» **Directive**:
Using the records below, locate all lines containing "this" and return them.

» **Given records**:
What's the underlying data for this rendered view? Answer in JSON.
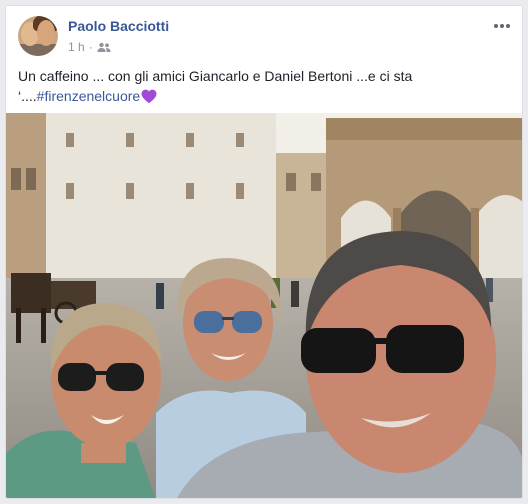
{
  "post": {
    "author": "Paolo Bacciotti",
    "time": "1 h",
    "text_before": "Un caffeino ... con gli amici Giancarlo e Daniel Bertoni ...e ci sta ‘....",
    "hashtag": "#firenzenelcuore",
    "heart_color": "#a24ad6",
    "link_color": "#385898"
  },
  "icons": {
    "audience": "friends-icon",
    "menu": "more-options-icon",
    "emoji": "purple-heart-icon"
  }
}
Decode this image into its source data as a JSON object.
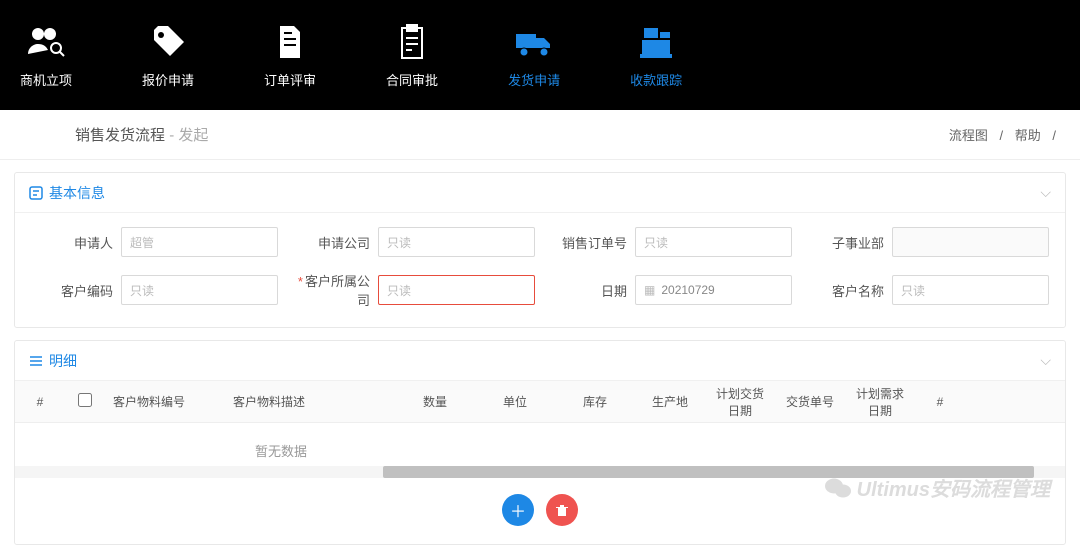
{
  "nav": {
    "items": [
      {
        "label": "商机立项",
        "active": false
      },
      {
        "label": "报价申请",
        "active": false
      },
      {
        "label": "订单评审",
        "active": false
      },
      {
        "label": "合同审批",
        "active": false
      },
      {
        "label": "发货申请",
        "active": true
      },
      {
        "label": "收款跟踪",
        "active": true
      }
    ]
  },
  "header": {
    "title": "销售发货流程",
    "subtitle": "- 发起",
    "links": [
      "流程图",
      "帮助"
    ],
    "sep": "/"
  },
  "panels": {
    "basic": {
      "title": "基本信息",
      "fields": {
        "applicant": {
          "label": "申请人",
          "value": "超管"
        },
        "applyCompany": {
          "label": "申请公司",
          "value": "只读"
        },
        "salesOrderNo": {
          "label": "销售订单号",
          "value": "只读"
        },
        "subBiz": {
          "label": "子事业部",
          "value": ""
        },
        "customerCode": {
          "label": "客户编码",
          "value": "只读"
        },
        "customerCompany": {
          "label": "客户所属公司",
          "value": "只读",
          "required": true
        },
        "date": {
          "label": "日期",
          "value": "20210729",
          "hasCalendar": true
        },
        "customerName": {
          "label": "客户名称",
          "value": "只读"
        }
      }
    },
    "detail": {
      "title": "明细",
      "columns": [
        "#",
        "",
        "客户物料编号",
        "客户物料描述",
        "数量",
        "单位",
        "库存",
        "生产地",
        "计划交货日期",
        "交货单号",
        "计划需求日期",
        "#"
      ],
      "empty": "暂无数据"
    }
  },
  "watermark": "Ultimus安码流程管理"
}
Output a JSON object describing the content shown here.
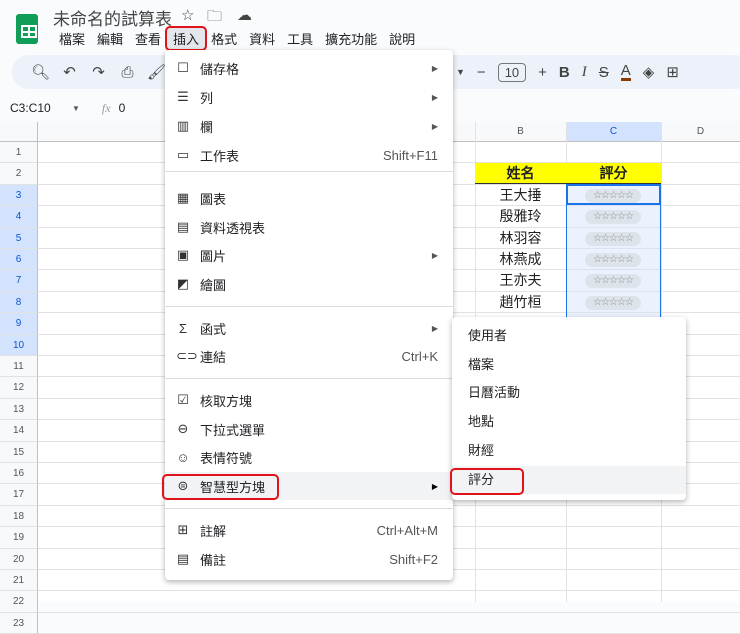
{
  "app": {
    "title": "未命名的試算表",
    "icons": [
      "star-icon",
      "move-to-folder-icon",
      "cloud-saved-icon"
    ]
  },
  "menubar": [
    "檔案",
    "編輯",
    "查看",
    "插入",
    "格式",
    "資料",
    "工具",
    "擴充功能",
    "說明"
  ],
  "toolbar": {
    "font_size": "10",
    "minus": "−",
    "plus": "+",
    "bold": "B",
    "italic": "I",
    "strike": "S",
    "text_color": "A"
  },
  "formula": {
    "name_box": "C3:C10",
    "fx": "fx",
    "value": "0"
  },
  "columns": [
    "B",
    "C",
    "D"
  ],
  "rows": [
    "1",
    "2",
    "3",
    "4",
    "5",
    "6",
    "7",
    "8",
    "9",
    "10",
    "11",
    "12",
    "13",
    "14",
    "15",
    "16",
    "17",
    "18",
    "19",
    "20",
    "21",
    "22",
    "23"
  ],
  "table": {
    "header_name": "姓名",
    "header_score": "評分",
    "names": [
      "王大捶",
      "殷雅玲",
      "林羽容",
      "林燕成",
      "王亦夫",
      "趙竹桓"
    ],
    "stars": "☆☆☆☆☆"
  },
  "insert_menu": [
    {
      "label": "儲存格",
      "icon": "cell-icon",
      "arrow": true
    },
    {
      "label": "列",
      "icon": "row-icon",
      "arrow": true
    },
    {
      "label": "欄",
      "icon": "column-icon",
      "arrow": true
    },
    {
      "label": "工作表",
      "icon": "sheet-icon",
      "shortcut": "Shift+F11"
    },
    {
      "label": "圖表",
      "icon": "chart-icon"
    },
    {
      "label": "資料透視表",
      "icon": "pivot-table-icon"
    },
    {
      "label": "圖片",
      "icon": "image-icon",
      "arrow": true
    },
    {
      "label": "繪圖",
      "icon": "drawing-icon"
    },
    {
      "label": "函式",
      "icon": "sigma-icon",
      "arrow": true
    },
    {
      "label": "連結",
      "icon": "link-icon",
      "shortcut": "Ctrl+K"
    },
    {
      "label": "核取方塊",
      "icon": "checkbox-icon"
    },
    {
      "label": "下拉式選單",
      "icon": "dropdown-icon"
    },
    {
      "label": "表情符號",
      "icon": "emoji-icon"
    },
    {
      "label": "智慧型方塊",
      "icon": "smart-chip-icon",
      "arrow": true
    },
    {
      "label": "註解",
      "icon": "comment-icon",
      "shortcut": "Ctrl+Alt+M"
    },
    {
      "label": "備註",
      "icon": "note-icon",
      "shortcut": "Shift+F2"
    }
  ],
  "smart_chip_submenu": [
    "使用者",
    "檔案",
    "日曆活動",
    "地點",
    "財經",
    "評分"
  ]
}
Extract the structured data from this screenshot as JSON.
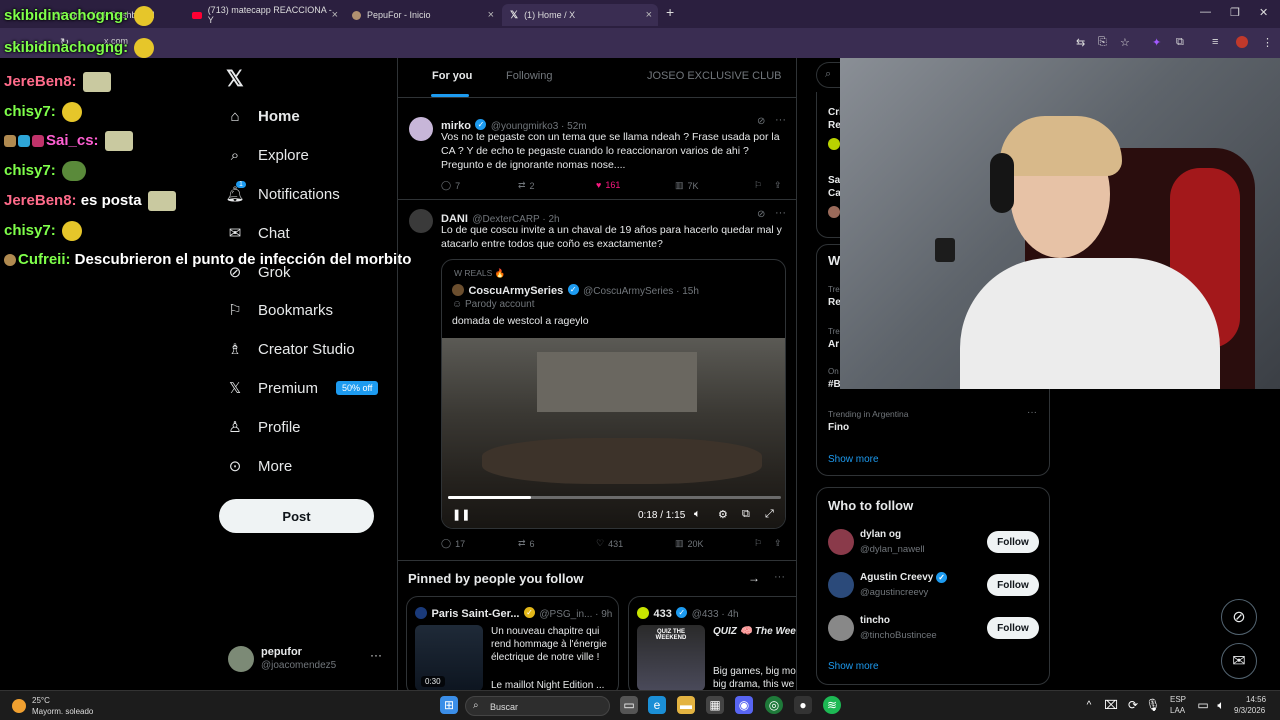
{
  "browser": {
    "tabs": [
      {
        "label": "Stream - Kick Dashboard"
      },
      {
        "label": "(713) matecapp REACCIONA - Y"
      },
      {
        "label": "PepuFor - Inicio"
      },
      {
        "label": "(1) Home / X"
      }
    ],
    "url": "x.com"
  },
  "chat": {
    "messages": [
      {
        "user": "skibidinachogng:",
        "color": "#7fff4a",
        "text": ""
      },
      {
        "user": "skibidinachogng:",
        "color": "#7fff4a",
        "text": ""
      },
      {
        "user": "JereBen8:",
        "color": "#ff6b8a",
        "text": ""
      },
      {
        "user": "chisy7:",
        "color": "#7fff4a",
        "text": ""
      },
      {
        "user": "Sai_cs:",
        "color": "#ff5fd2",
        "text": ""
      },
      {
        "user": "chisy7:",
        "color": "#7fff4a",
        "text": ""
      },
      {
        "user": "JereBen8:",
        "color": "#ff6b8a",
        "text": "es posta"
      },
      {
        "user": "chisy7:",
        "color": "#7fff4a",
        "text": ""
      },
      {
        "user": "Cufreii:",
        "color": "#7fff4a",
        "text": "Descubrieron el punto de infección del morbito"
      }
    ]
  },
  "nav": {
    "items": [
      {
        "label": "Home",
        "icon": "home-icon"
      },
      {
        "label": "Explore",
        "icon": "search-icon"
      },
      {
        "label": "Notifications",
        "icon": "bell-icon",
        "badge": "1"
      },
      {
        "label": "Chat",
        "icon": "mail-icon"
      },
      {
        "label": "Grok",
        "icon": "grok-icon"
      },
      {
        "label": "Bookmarks",
        "icon": "bookmark-icon"
      },
      {
        "label": "Creator Studio",
        "icon": "creator-icon"
      },
      {
        "label": "Premium",
        "icon": "x-icon",
        "promo": "50% off"
      },
      {
        "label": "Profile",
        "icon": "user-icon"
      },
      {
        "label": "More",
        "icon": "more-icon"
      }
    ],
    "post_label": "Post",
    "account": {
      "name": "pepufor",
      "handle": "@joacomendez5"
    }
  },
  "feed": {
    "tabs": [
      "For you",
      "Following",
      "JOSEO EXCLUSIVE CLUB"
    ],
    "tweets": [
      {
        "name": "mirko",
        "handle": "@youngmirko3 · 52m",
        "text": "Vos no te pegaste con un tema que se llama ndeah ? Frase usada por la CA ? Y de echo te pegaste cuando lo reaccionaron varios de ahi ? Pregunto e de ignorante nomas nose....",
        "replies": "7",
        "reposts": "2",
        "likes": "161",
        "views": "7K"
      },
      {
        "name": "DANI",
        "handle": "@DexterCARP · 2h",
        "text": "Lo de que coscu invite a un chaval de 19 años para hacerlo quedar mal y atacarlo entre todos que coño es exactamente?",
        "replies": "17",
        "reposts": "6",
        "likes": "431",
        "views": "20K",
        "quote": {
          "context": "W REALS 🔥",
          "name": "CoscuArmySeries",
          "handle": "@CoscuArmySeries · 15h",
          "label": "Parody account",
          "text": "domada de westcol a rageylo",
          "time": "0:18 / 1:15",
          "progress": 0.25
        }
      }
    ],
    "pinned_title": "Pinned by people you follow",
    "pinned": [
      {
        "name": "Paris Saint-Ger...",
        "handle": "@PSG_in... · 9h",
        "text": "Un nouveau chapitre qui rend hommage à l'énergie électrique de notre ville !",
        "text2": "Le maillot Night Edition ...",
        "duration": "0:30"
      },
      {
        "name": "433",
        "handle": "@433 · 4h",
        "text": "QUIZ 🧠 The Wee",
        "text2": "Big games, big mo big drama, this we",
        "thumb": "QUIZ THE WEEKEND"
      }
    ]
  },
  "trends": {
    "partial": [
      {
        "line1": "Cri",
        "line2": "Re"
      },
      {
        "line1": "Sa",
        "line2": "Ca"
      }
    ],
    "section_initial": "W",
    "rows": [
      {
        "meta": "Tre",
        "topic": "Re"
      },
      {
        "meta": "Tre",
        "topic": "Ar"
      },
      {
        "meta": "On",
        "topic": "#B"
      },
      {
        "meta": "Trending in Argentina",
        "topic": "Fino"
      }
    ],
    "show_more": "Show more"
  },
  "who_to_follow": {
    "title": "Who to follow",
    "users": [
      {
        "name": "dylan og",
        "handle": "@dylan_nawell",
        "verified": false
      },
      {
        "name": "Agustin Creevy",
        "handle": "@agustincreevy",
        "verified": true
      },
      {
        "name": "tincho",
        "handle": "@tinchoBustincee",
        "verified": false
      }
    ],
    "follow_label": "Follow",
    "show_more": "Show more"
  },
  "taskbar": {
    "weather_temp": "25°C",
    "weather_desc": "Mayorm. soleado",
    "search_placeholder": "Buscar",
    "lang": "ESP",
    "lang2": "LAA",
    "time": "14:56",
    "date": "9/3/2026"
  }
}
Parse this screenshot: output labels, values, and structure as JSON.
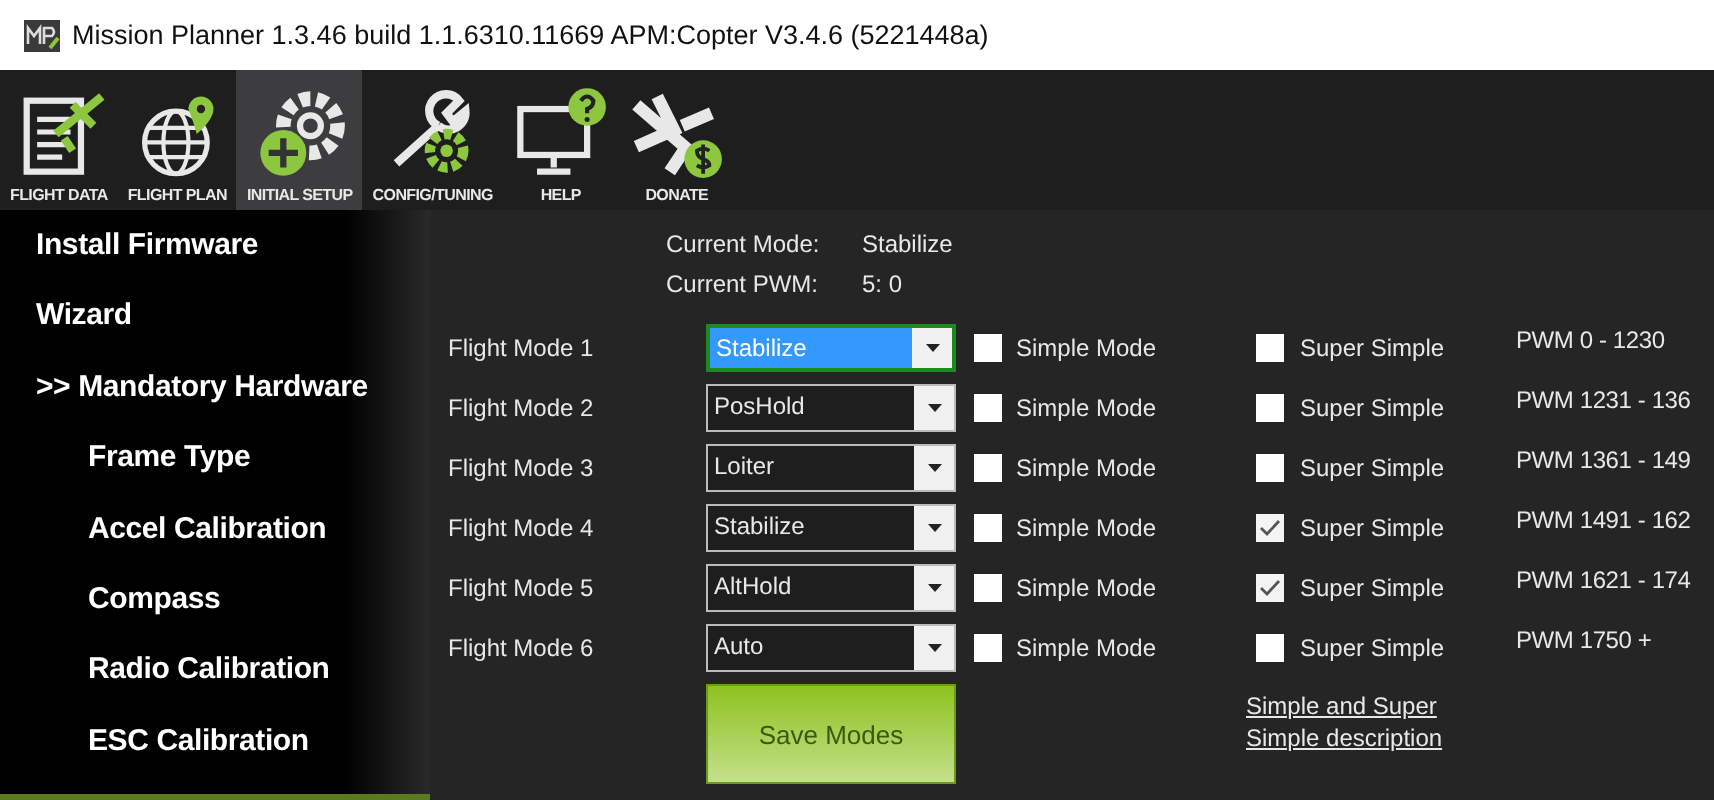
{
  "window": {
    "title": "Mission Planner 1.3.46 build 1.1.6310.11669 APM:Copter V3.4.6 (5221448a)"
  },
  "toolbar": [
    {
      "label": "FLIGHT DATA",
      "kind": "document",
      "selected": false
    },
    {
      "label": "FLIGHT PLAN",
      "kind": "globe",
      "selected": false
    },
    {
      "label": "INITIAL SETUP",
      "kind": "gear",
      "selected": true
    },
    {
      "label": "CONFIG/TUNING",
      "kind": "wrench",
      "selected": false
    },
    {
      "label": "HELP",
      "kind": "monitor",
      "selected": false
    },
    {
      "label": "DONATE",
      "kind": "plane",
      "selected": false
    }
  ],
  "sidebar": {
    "items": [
      {
        "label": "Install Firmware"
      },
      {
        "label": "Wizard"
      },
      {
        "label": ">> Mandatory Hardware",
        "expanded": true,
        "children": [
          {
            "label": "Frame Type"
          },
          {
            "label": "Accel Calibration"
          },
          {
            "label": "Compass"
          },
          {
            "label": "Radio Calibration"
          },
          {
            "label": "ESC Calibration"
          }
        ]
      }
    ]
  },
  "status": {
    "mode_label": "Current Mode:",
    "mode_value": "Stabilize",
    "pwm_label": "Current PWM:",
    "pwm_value": "5: 0"
  },
  "flight_modes": [
    {
      "label": "Flight Mode 1",
      "mode": "Stabilize",
      "focused": true,
      "simple_label": "Simple Mode",
      "simple": false,
      "super_label": "Super Simple",
      "super_simple": false,
      "pwm": "PWM 0 - 1230"
    },
    {
      "label": "Flight Mode 2",
      "mode": "PosHold",
      "focused": false,
      "simple_label": "Simple Mode",
      "simple": false,
      "super_label": "Super Simple",
      "super_simple": false,
      "pwm": "PWM 1231 - 136"
    },
    {
      "label": "Flight Mode 3",
      "mode": "Loiter",
      "focused": false,
      "simple_label": "Simple Mode",
      "simple": false,
      "super_label": "Super Simple",
      "super_simple": false,
      "pwm": "PWM 1361 - 149"
    },
    {
      "label": "Flight Mode 4",
      "mode": "Stabilize",
      "focused": false,
      "simple_label": "Simple Mode",
      "simple": false,
      "super_label": "Super Simple",
      "super_simple": true,
      "pwm": "PWM 1491 - 162"
    },
    {
      "label": "Flight Mode 5",
      "mode": "AltHold",
      "focused": false,
      "simple_label": "Simple Mode",
      "simple": false,
      "super_label": "Super Simple",
      "super_simple": true,
      "pwm": "PWM 1621 - 174"
    },
    {
      "label": "Flight Mode 6",
      "mode": "Auto",
      "focused": false,
      "simple_label": "Simple Mode",
      "simple": false,
      "super_label": "Super Simple",
      "super_simple": false,
      "pwm": "PWM 1750 +"
    }
  ],
  "save_button": "Save Modes",
  "help_link": "Simple and Super Simple description"
}
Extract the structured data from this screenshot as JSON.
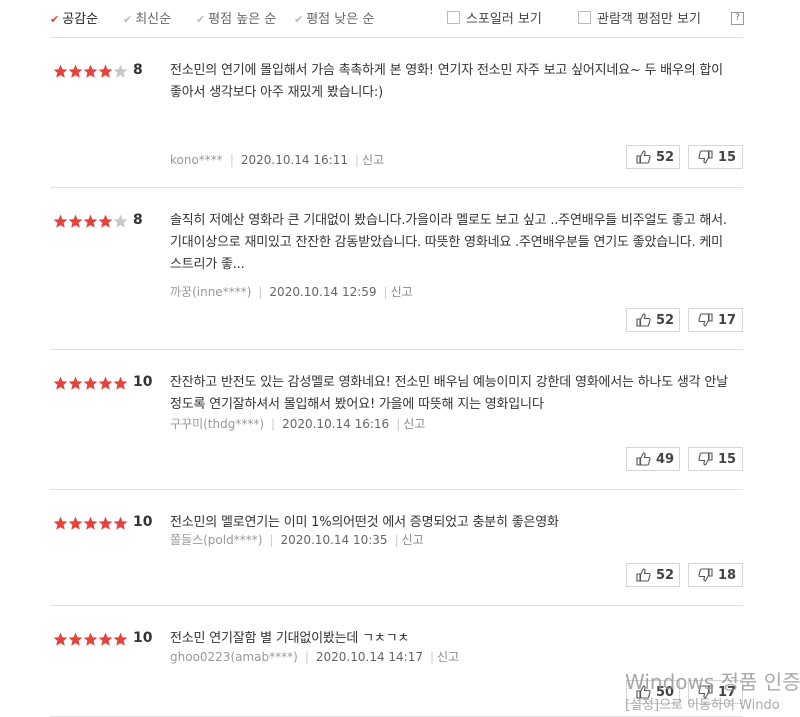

» **Finished answer**:
What's the underlying data for this rendered view? Answer in JSON.
Decode this image into its source data as a JSON object.
Extract the structured data from this screenshot as JSON.
        "text2": "Big games, big mo big drama, this we",
Parse this screenshot: output labels, values, and structure as JSON.
Extract the structured data from this screenshot as JSON.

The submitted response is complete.